» WORK INSTRUCTIONS
Write out every entry, unchanged. Skip any picture.

Collected data
--- begin ---
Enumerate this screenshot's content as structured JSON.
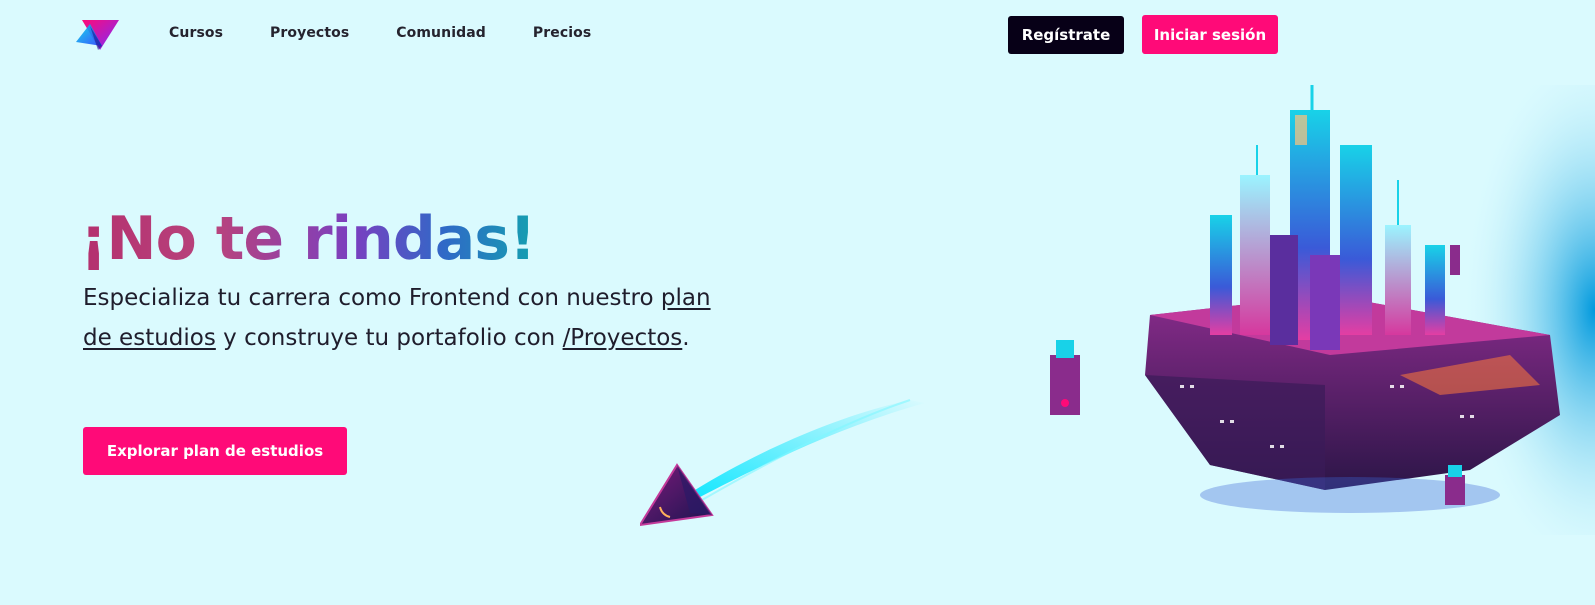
{
  "nav": {
    "logo_icon": "platzi-style-triangle-logo-icon",
    "links": [
      "Cursos",
      "Proyectos",
      "Comunidad",
      "Precios"
    ],
    "register_label": "Regístrate",
    "login_label": "Iniciar sesión"
  },
  "hero": {
    "title": "¡No te rindas!",
    "text_1": "Especializa tu carrera como Frontend con nuestro ",
    "link_1": "plan de estudios",
    "text_2": " y construye tu portafolio con ",
    "link_2": "/Proyectos",
    "text_3": ".",
    "cta_label": "Explorar plan de estudios"
  },
  "art": {
    "arrow_icon": "flying-triangle-ship-icon",
    "island_icon": "floating-futuristic-city-island"
  },
  "colors": {
    "background": "#dafafe",
    "accent_pink": "#ff0a78",
    "dark": "#070017"
  }
}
--- end ---
» RESPONSE
Enumerate this screenshot's content as structured JSON.
{
  "nav": {
    "logo_icon": "platzi-style-triangle-logo-icon",
    "links": [
      "Cursos",
      "Proyectos",
      "Comunidad",
      "Precios"
    ],
    "register_label": "Regístrate",
    "login_label": "Iniciar sesión"
  },
  "hero": {
    "title": "¡No te rindas!",
    "text_1": "Especializa tu carrera como Frontend con nuestro ",
    "link_1": "plan de estudios",
    "text_2": " y construye tu portafolio con ",
    "link_2": "/Proyectos",
    "text_3": ".",
    "cta_label": "Explorar plan de estudios"
  },
  "art": {
    "arrow_icon": "flying-triangle-ship-icon",
    "island_icon": "floating-futuristic-city-island"
  },
  "colors": {
    "background": "#dafafe",
    "accent_pink": "#ff0a78",
    "dark": "#070017"
  }
}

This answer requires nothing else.